### Stated task
Check each line of the listing below for the string "title", and give only how many lines hold it.
Begin Data for this task
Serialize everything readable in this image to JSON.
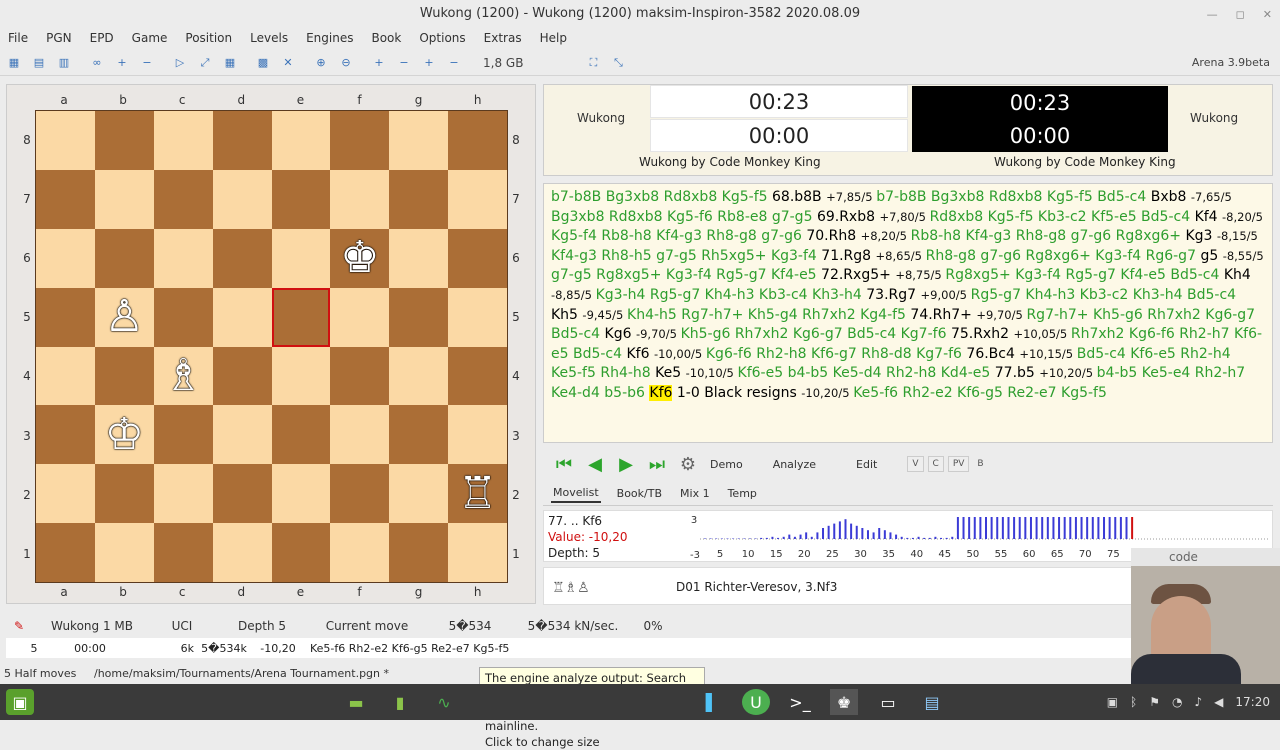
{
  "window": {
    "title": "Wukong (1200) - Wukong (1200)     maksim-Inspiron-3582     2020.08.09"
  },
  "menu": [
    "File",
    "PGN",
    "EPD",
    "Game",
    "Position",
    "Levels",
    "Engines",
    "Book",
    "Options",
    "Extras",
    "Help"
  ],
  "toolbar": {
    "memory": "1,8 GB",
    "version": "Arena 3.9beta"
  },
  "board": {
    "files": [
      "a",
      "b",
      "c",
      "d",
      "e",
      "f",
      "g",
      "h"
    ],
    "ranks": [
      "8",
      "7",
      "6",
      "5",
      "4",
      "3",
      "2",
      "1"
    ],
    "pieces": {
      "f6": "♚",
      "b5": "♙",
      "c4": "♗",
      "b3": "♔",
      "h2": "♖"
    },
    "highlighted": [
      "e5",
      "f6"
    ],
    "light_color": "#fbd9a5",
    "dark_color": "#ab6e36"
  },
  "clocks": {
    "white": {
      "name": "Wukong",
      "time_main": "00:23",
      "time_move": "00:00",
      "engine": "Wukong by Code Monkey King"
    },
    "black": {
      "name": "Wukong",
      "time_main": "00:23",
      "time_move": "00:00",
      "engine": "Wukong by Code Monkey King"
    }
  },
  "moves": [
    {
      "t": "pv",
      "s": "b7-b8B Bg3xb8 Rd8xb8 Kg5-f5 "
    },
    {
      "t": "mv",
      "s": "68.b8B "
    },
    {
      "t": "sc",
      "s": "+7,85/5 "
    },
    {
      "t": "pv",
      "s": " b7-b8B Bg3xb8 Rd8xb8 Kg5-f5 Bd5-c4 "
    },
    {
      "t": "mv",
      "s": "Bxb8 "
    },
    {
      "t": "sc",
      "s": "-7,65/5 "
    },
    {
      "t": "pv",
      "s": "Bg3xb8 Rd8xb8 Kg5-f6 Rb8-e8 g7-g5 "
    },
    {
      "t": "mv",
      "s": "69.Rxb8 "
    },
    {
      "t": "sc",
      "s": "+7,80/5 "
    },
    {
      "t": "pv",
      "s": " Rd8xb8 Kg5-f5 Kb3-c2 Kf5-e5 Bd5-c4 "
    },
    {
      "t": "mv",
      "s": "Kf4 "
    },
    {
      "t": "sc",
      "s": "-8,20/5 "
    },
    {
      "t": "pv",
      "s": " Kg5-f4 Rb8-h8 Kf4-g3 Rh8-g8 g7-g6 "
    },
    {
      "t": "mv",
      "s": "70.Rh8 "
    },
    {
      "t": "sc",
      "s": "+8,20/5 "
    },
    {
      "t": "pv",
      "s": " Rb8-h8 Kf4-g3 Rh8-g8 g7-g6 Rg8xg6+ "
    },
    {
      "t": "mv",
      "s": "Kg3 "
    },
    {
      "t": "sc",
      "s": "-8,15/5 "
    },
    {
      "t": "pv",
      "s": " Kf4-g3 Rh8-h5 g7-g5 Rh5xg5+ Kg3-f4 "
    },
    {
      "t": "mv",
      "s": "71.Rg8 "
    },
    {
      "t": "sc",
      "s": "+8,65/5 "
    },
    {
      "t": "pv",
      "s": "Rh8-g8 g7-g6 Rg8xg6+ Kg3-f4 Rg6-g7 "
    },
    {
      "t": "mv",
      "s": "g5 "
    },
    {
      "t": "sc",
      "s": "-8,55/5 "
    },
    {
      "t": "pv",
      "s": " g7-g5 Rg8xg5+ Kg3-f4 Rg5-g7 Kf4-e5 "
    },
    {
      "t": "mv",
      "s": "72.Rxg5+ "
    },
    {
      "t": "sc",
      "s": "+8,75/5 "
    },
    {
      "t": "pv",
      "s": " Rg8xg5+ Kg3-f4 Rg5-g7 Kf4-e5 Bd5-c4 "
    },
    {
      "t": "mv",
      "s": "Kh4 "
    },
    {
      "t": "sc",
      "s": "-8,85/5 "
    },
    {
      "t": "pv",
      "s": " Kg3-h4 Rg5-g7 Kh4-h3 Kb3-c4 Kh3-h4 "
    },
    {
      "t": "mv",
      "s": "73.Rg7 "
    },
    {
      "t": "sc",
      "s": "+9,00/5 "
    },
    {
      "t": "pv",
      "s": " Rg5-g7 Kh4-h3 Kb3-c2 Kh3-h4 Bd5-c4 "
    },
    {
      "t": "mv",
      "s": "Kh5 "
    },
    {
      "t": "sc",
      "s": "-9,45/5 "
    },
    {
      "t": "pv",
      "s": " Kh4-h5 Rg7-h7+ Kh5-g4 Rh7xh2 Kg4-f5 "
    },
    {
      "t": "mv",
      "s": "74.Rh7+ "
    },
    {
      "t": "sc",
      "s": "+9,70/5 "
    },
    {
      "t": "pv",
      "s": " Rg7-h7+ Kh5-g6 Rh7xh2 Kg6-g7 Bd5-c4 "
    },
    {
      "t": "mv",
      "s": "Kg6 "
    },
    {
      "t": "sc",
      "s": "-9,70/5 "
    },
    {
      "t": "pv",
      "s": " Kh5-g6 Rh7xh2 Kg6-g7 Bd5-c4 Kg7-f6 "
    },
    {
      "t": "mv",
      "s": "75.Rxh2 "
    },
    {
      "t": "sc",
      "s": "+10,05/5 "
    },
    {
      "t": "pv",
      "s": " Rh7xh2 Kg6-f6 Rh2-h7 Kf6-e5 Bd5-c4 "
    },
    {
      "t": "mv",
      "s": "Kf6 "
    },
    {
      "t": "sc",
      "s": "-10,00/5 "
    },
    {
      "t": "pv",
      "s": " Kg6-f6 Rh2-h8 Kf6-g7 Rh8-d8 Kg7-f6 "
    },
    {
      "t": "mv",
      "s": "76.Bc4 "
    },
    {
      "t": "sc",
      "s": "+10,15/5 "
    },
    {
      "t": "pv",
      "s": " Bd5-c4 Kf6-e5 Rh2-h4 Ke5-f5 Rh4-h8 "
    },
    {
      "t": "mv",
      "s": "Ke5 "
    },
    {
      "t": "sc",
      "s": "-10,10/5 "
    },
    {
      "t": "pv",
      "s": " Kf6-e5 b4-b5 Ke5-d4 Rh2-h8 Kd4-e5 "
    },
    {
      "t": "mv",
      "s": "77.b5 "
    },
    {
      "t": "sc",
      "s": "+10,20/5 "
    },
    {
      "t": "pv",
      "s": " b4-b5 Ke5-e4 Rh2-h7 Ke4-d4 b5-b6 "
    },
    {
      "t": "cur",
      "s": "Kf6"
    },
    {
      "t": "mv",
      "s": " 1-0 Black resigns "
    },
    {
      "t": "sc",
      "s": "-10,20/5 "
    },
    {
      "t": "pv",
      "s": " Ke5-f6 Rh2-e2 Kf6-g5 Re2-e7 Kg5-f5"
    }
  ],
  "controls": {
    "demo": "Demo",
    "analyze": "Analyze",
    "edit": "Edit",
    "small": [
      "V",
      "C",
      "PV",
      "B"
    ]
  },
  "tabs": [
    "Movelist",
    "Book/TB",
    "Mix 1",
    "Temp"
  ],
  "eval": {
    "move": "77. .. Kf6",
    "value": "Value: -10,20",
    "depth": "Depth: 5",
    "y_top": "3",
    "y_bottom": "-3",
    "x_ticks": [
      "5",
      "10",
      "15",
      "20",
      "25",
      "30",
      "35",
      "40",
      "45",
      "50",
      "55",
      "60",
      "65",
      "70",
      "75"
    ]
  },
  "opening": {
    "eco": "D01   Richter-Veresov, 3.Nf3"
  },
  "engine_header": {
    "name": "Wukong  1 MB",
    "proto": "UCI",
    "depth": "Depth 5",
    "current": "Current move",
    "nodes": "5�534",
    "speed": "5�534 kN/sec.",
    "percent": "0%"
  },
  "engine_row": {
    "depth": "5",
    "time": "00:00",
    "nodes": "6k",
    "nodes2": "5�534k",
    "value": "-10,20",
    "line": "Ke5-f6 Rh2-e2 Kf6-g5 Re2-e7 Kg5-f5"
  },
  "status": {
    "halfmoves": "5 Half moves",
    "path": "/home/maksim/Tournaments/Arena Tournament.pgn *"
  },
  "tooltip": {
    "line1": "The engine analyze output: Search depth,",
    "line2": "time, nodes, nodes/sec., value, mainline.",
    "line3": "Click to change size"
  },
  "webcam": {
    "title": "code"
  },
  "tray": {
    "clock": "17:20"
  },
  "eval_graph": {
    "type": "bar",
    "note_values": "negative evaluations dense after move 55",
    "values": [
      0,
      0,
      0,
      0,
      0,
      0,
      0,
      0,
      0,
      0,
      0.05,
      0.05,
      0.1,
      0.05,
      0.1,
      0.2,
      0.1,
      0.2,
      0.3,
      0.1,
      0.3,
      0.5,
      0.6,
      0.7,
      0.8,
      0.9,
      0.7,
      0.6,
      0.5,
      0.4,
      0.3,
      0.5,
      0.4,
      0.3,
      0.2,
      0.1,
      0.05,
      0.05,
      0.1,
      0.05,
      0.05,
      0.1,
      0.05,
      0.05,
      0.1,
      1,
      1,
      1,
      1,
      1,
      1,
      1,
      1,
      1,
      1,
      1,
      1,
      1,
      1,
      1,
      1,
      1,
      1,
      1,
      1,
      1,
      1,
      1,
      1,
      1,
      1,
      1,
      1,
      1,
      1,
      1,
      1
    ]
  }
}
End Data for this task
### The output
2